>> begin GIVEN ENTRIES

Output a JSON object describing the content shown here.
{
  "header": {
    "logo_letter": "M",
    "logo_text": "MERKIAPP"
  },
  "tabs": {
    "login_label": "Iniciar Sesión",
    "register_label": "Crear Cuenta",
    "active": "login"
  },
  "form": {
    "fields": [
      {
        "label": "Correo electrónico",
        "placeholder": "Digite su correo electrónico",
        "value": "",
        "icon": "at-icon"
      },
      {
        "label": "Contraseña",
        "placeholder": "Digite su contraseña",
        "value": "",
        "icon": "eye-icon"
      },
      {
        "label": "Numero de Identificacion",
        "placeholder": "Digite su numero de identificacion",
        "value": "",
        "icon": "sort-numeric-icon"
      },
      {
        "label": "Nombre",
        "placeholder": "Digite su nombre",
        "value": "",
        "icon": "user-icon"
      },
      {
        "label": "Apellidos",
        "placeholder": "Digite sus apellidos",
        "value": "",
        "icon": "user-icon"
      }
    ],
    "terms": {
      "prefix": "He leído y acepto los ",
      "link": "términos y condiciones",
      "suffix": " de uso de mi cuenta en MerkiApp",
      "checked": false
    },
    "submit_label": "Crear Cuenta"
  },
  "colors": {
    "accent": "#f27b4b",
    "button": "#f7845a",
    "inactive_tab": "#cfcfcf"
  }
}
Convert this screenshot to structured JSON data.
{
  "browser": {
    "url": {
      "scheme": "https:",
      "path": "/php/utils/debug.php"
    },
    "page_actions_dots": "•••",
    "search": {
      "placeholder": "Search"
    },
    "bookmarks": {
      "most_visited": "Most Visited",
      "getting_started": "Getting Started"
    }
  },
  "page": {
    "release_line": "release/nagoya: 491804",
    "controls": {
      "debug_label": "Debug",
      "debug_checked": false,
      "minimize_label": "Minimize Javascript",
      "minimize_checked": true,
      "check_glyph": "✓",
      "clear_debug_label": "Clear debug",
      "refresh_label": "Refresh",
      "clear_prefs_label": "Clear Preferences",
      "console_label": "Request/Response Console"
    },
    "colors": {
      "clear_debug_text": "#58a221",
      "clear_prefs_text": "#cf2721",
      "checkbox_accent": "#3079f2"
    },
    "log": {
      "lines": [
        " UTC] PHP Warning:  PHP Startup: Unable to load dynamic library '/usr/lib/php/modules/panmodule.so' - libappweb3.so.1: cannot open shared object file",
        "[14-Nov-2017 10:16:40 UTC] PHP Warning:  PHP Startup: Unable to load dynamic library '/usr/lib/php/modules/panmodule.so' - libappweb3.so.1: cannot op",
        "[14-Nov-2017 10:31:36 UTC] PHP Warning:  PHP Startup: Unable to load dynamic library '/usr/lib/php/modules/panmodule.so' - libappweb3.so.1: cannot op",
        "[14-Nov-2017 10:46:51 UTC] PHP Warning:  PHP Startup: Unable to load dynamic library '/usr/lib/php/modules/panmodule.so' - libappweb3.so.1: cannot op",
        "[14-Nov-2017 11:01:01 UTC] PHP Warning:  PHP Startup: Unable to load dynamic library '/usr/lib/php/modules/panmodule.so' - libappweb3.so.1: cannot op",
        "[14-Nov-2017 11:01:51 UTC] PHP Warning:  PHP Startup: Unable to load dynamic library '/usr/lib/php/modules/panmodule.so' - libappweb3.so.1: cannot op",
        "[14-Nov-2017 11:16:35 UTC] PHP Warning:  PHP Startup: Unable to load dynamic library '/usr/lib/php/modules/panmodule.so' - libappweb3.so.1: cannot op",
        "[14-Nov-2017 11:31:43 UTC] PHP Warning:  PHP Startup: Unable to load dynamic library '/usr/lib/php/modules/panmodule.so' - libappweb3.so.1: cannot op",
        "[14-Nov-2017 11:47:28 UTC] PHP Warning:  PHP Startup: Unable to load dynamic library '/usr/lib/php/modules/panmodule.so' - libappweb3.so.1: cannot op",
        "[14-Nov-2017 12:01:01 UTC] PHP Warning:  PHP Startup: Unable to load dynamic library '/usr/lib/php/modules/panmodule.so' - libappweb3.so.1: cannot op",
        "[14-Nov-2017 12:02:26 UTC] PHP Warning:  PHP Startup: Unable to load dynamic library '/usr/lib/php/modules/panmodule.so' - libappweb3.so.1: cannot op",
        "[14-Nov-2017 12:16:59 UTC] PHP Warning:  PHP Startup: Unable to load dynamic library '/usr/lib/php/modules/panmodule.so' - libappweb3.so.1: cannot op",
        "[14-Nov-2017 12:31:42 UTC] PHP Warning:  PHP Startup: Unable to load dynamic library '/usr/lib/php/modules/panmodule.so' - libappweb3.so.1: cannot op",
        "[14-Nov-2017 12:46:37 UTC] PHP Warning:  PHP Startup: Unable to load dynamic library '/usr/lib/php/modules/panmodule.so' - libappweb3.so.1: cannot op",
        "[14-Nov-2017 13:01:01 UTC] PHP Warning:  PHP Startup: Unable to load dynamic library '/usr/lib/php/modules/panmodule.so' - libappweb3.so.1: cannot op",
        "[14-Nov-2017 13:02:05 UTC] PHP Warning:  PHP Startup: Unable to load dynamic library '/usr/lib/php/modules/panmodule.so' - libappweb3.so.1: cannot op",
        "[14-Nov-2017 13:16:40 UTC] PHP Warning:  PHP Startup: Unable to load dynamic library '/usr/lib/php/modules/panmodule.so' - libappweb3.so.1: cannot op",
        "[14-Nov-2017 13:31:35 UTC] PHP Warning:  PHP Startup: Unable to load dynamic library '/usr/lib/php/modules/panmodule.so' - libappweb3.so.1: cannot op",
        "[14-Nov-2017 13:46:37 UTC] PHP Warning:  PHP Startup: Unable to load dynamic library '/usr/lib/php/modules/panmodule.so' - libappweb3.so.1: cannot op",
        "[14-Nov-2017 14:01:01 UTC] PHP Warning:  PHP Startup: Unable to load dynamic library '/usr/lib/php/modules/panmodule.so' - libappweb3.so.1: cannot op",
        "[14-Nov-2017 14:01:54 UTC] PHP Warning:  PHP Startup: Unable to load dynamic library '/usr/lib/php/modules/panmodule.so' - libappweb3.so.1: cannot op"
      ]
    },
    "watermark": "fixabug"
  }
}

>> end GIVEN ENTRIES

Go through the listing above and restate it word for word.

# [THE SOLUTION]
Output a JSON object describing the content shown here.
{
  "header": {
    "logo_letter": "M",
    "logo_text": "MERKIAPP"
  },
  "tabs": {
    "login_label": "Iniciar Sesión",
    "register_label": "Crear Cuenta",
    "active": "login"
  },
  "form": {
    "fields": [
      {
        "label": "Correo electrónico",
        "placeholder": "Digite su correo electrónico",
        "value": "",
        "icon": "at-icon"
      },
      {
        "label": "Contraseña",
        "placeholder": "Digite su contraseña",
        "value": "",
        "icon": "eye-icon"
      },
      {
        "label": "Numero de Identificacion",
        "placeholder": "Digite su numero de identificacion",
        "value": "",
        "icon": "sort-numeric-icon"
      },
      {
        "label": "Nombre",
        "placeholder": "Digite su nombre",
        "value": "",
        "icon": "user-icon"
      },
      {
        "label": "Apellidos",
        "placeholder": "Digite sus apellidos",
        "value": "",
        "icon": "user-icon"
      }
    ],
    "terms": {
      "prefix": "He leído y acepto los ",
      "link": "términos y condiciones",
      "suffix": " de uso de mi cuenta en MerkiApp",
      "checked": false
    },
    "submit_label": "Crear Cuenta"
  },
  "colors": {
    "accent": "#f27b4b",
    "button": "#f7845a",
    "inactive_tab": "#cfcfcf"
  }
}
Convert this screenshot to structured JSON data.
{
  "browser": {
    "url": {
      "scheme": "https:",
      "path": "/php/utils/debug.php"
    },
    "page_actions_dots": "•••",
    "search": {
      "placeholder": "Search"
    },
    "bookmarks": {
      "most_visited": "Most Visited",
      "getting_started": "Getting Started"
    }
  },
  "page": {
    "release_line": "release/nagoya: 491804",
    "controls": {
      "debug_label": "Debug",
      "debug_checked": false,
      "minimize_label": "Minimize Javascript",
      "minimize_checked": true,
      "check_glyph": "✓",
      "clear_debug_label": "Clear debug",
      "refresh_label": "Refresh",
      "clear_prefs_label": "Clear Preferences",
      "console_label": "Request/Response Console"
    },
    "colors": {
      "clear_debug_text": "#58a221",
      "clear_prefs_text": "#cf2721",
      "checkbox_accent": "#3079f2"
    },
    "log": {
      "lines": [
        " UTC] PHP Warning:  PHP Startup: Unable to load dynamic library '/usr/lib/php/modules/panmodule.so' - libappweb3.so.1: cannot open shared object file",
        "[14-Nov-2017 10:16:40 UTC] PHP Warning:  PHP Startup: Unable to load dynamic library '/usr/lib/php/modules/panmodule.so' - libappweb3.so.1: cannot op",
        "[14-Nov-2017 10:31:36 UTC] PHP Warning:  PHP Startup: Unable to load dynamic library '/usr/lib/php/modules/panmodule.so' - libappweb3.so.1: cannot op",
        "[14-Nov-2017 10:46:51 UTC] PHP Warning:  PHP Startup: Unable to load dynamic library '/usr/lib/php/modules/panmodule.so' - libappweb3.so.1: cannot op",
        "[14-Nov-2017 11:01:01 UTC] PHP Warning:  PHP Startup: Unable to load dynamic library '/usr/lib/php/modules/panmodule.so' - libappweb3.so.1: cannot op",
        "[14-Nov-2017 11:01:51 UTC] PHP Warning:  PHP Startup: Unable to load dynamic library '/usr/lib/php/modules/panmodule.so' - libappweb3.so.1: cannot op",
        "[14-Nov-2017 11:16:35 UTC] PHP Warning:  PHP Startup: Unable to load dynamic library '/usr/lib/php/modules/panmodule.so' - libappweb3.so.1: cannot op",
        "[14-Nov-2017 11:31:43 UTC] PHP Warning:  PHP Startup: Unable to load dynamic library '/usr/lib/php/modules/panmodule.so' - libappweb3.so.1: cannot op",
        "[14-Nov-2017 11:47:28 UTC] PHP Warning:  PHP Startup: Unable to load dynamic library '/usr/lib/php/modules/panmodule.so' - libappweb3.so.1: cannot op",
        "[14-Nov-2017 12:01:01 UTC] PHP Warning:  PHP Startup: Unable to load dynamic library '/usr/lib/php/modules/panmodule.so' - libappweb3.so.1: cannot op",
        "[14-Nov-2017 12:02:26 UTC] PHP Warning:  PHP Startup: Unable to load dynamic library '/usr/lib/php/modules/panmodule.so' - libappweb3.so.1: cannot op",
        "[14-Nov-2017 12:16:59 UTC] PHP Warning:  PHP Startup: Unable to load dynamic library '/usr/lib/php/modules/panmodule.so' - libappweb3.so.1: cannot op",
        "[14-Nov-2017 12:31:42 UTC] PHP Warning:  PHP Startup: Unable to load dynamic library '/usr/lib/php/modules/panmodule.so' - libappweb3.so.1: cannot op",
        "[14-Nov-2017 12:46:37 UTC] PHP Warning:  PHP Startup: Unable to load dynamic library '/usr/lib/php/modules/panmodule.so' - libappweb3.so.1: cannot op",
        "[14-Nov-2017 13:01:01 UTC] PHP Warning:  PHP Startup: Unable to load dynamic library '/usr/lib/php/modules/panmodule.so' - libappweb3.so.1: cannot op",
        "[14-Nov-2017 13:02:05 UTC] PHP Warning:  PHP Startup: Unable to load dynamic library '/usr/lib/php/modules/panmodule.so' - libappweb3.so.1: cannot op",
        "[14-Nov-2017 13:16:40 UTC] PHP Warning:  PHP Startup: Unable to load dynamic library '/usr/lib/php/modules/panmodule.so' - libappweb3.so.1: cannot op",
        "[14-Nov-2017 13:31:35 UTC] PHP Warning:  PHP Startup: Unable to load dynamic library '/usr/lib/php/modules/panmodule.so' - libappweb3.so.1: cannot op",
        "[14-Nov-2017 13:46:37 UTC] PHP Warning:  PHP Startup: Unable to load dynamic library '/usr/lib/php/modules/panmodule.so' - libappweb3.so.1: cannot op",
        "[14-Nov-2017 14:01:01 UTC] PHP Warning:  PHP Startup: Unable to load dynamic library '/usr/lib/php/modules/panmodule.so' - libappweb3.so.1: cannot op",
        "[14-Nov-2017 14:01:54 UTC] PHP Warning:  PHP Startup: Unable to load dynamic library '/usr/lib/php/modules/panmodule.so' - libappweb3.so.1: cannot op"
      ]
    },
    "watermark": "fixabug"
  }
}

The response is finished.